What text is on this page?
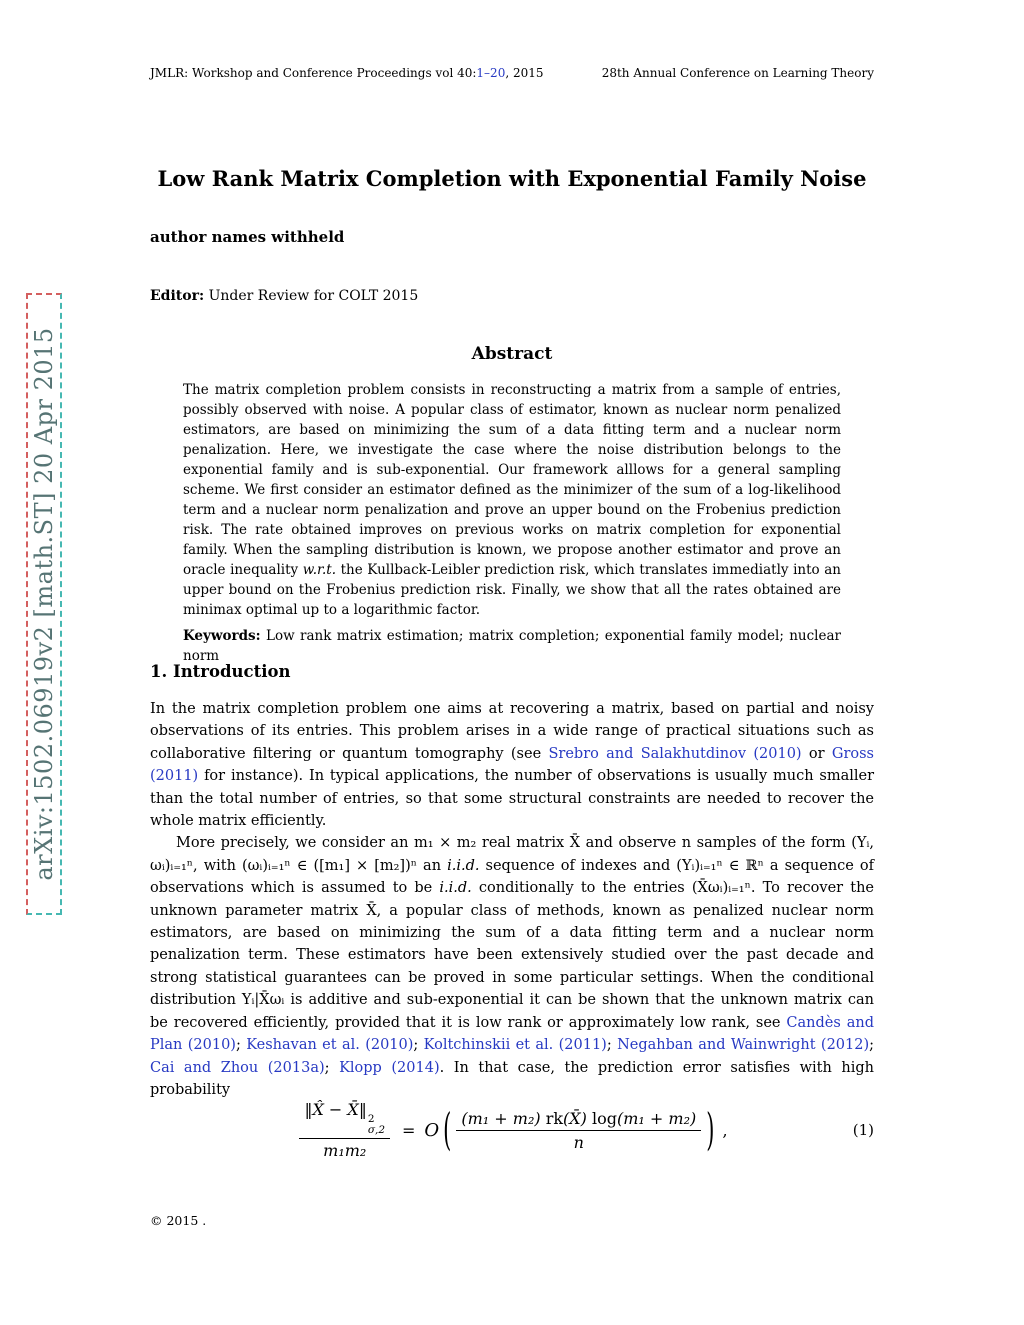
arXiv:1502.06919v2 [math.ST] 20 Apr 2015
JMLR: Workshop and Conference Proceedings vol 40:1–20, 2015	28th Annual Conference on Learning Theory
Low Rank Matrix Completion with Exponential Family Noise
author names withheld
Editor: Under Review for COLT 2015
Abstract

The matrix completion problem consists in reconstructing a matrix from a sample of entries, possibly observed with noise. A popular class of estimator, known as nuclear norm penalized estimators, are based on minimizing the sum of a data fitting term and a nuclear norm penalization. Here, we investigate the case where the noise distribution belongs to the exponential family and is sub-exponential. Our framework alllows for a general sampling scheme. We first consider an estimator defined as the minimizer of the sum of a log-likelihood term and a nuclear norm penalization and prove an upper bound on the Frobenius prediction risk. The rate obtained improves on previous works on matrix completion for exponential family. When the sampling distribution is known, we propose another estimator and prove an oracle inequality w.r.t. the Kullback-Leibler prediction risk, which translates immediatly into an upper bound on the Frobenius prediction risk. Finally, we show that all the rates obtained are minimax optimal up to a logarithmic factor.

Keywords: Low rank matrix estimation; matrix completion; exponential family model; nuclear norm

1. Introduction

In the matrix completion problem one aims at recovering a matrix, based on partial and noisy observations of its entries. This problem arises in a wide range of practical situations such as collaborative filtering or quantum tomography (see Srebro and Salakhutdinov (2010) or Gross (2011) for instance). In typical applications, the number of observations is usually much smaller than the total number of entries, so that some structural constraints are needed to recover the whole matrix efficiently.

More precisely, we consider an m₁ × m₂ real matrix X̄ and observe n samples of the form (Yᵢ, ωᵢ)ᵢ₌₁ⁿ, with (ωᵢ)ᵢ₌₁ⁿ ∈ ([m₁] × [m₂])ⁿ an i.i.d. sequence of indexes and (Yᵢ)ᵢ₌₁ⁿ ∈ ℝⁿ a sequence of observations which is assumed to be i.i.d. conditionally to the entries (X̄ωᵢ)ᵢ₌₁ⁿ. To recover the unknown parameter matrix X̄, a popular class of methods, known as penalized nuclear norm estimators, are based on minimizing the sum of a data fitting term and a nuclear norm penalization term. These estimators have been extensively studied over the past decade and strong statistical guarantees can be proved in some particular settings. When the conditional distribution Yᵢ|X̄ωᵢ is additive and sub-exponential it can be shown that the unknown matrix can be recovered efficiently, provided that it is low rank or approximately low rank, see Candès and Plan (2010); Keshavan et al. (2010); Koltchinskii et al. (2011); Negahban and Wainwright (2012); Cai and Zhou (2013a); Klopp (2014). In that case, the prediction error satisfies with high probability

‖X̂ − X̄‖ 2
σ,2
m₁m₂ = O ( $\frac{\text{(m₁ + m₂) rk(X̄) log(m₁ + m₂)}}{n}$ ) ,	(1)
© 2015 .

---

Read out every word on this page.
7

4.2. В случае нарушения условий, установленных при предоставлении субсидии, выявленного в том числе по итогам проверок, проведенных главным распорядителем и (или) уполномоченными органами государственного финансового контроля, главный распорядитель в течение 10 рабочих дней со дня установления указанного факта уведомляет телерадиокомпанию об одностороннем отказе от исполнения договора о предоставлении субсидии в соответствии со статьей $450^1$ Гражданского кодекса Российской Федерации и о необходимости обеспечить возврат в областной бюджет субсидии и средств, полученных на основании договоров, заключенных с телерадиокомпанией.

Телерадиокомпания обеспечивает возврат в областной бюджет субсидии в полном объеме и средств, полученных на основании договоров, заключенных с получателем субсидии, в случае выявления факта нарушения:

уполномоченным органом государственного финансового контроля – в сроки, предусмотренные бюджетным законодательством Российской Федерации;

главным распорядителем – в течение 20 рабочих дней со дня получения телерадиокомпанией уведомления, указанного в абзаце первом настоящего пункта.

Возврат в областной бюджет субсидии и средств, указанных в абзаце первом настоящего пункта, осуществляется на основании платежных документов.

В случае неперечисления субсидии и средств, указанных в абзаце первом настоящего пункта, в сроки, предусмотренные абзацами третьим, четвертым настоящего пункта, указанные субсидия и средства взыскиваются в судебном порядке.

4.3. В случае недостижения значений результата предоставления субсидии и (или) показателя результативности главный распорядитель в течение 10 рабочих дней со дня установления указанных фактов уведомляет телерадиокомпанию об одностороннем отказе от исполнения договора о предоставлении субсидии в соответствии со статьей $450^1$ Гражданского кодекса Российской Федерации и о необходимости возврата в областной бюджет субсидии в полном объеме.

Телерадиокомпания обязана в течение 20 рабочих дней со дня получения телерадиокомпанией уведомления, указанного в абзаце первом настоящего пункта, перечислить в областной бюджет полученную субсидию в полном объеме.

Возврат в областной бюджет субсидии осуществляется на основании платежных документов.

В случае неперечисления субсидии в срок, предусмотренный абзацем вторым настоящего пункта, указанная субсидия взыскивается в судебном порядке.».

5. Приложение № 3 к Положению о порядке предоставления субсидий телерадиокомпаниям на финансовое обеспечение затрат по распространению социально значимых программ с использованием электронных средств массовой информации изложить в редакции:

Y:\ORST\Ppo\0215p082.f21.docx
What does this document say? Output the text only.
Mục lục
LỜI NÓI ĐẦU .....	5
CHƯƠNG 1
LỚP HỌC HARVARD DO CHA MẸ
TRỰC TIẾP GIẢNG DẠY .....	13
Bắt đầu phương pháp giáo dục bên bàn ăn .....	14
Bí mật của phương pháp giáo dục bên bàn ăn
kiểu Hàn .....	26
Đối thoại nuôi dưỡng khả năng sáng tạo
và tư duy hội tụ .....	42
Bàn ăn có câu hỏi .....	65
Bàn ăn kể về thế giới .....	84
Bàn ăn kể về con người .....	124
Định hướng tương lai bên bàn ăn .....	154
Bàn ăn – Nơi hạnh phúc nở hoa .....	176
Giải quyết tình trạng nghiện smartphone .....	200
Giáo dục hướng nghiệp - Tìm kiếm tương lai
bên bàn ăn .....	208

= AIM OF THE TASK =
Copy out every line in the entries above that holds "контроля".

= RESPONSE TO THE TASK =
4.2. В случае нарушения условий, установленных при предоставлении субсидии, выявленного в том числе по итогам проверок, проведенных главным распорядителем и (или) уполномоченными органами государственного финансового контроля, главный распорядитель в течение 10 рабочих дней со дня установления указанного факта уведомляет телерадиокомпанию об одностороннем отказе от исполнения договора о предоставлении субсидии в соответствии со статьей $450^1$ Гражданского кодекса Российской Федерации и о необходимости обеспечить возврат в областной бюджет субсидии и средств, полученных на основании договоров, заключенных с телерадиокомпанией.
уполномоченным органом государственного финансового контроля – в сроки, предусмотренные бюджетным законодательством Российской Федерации;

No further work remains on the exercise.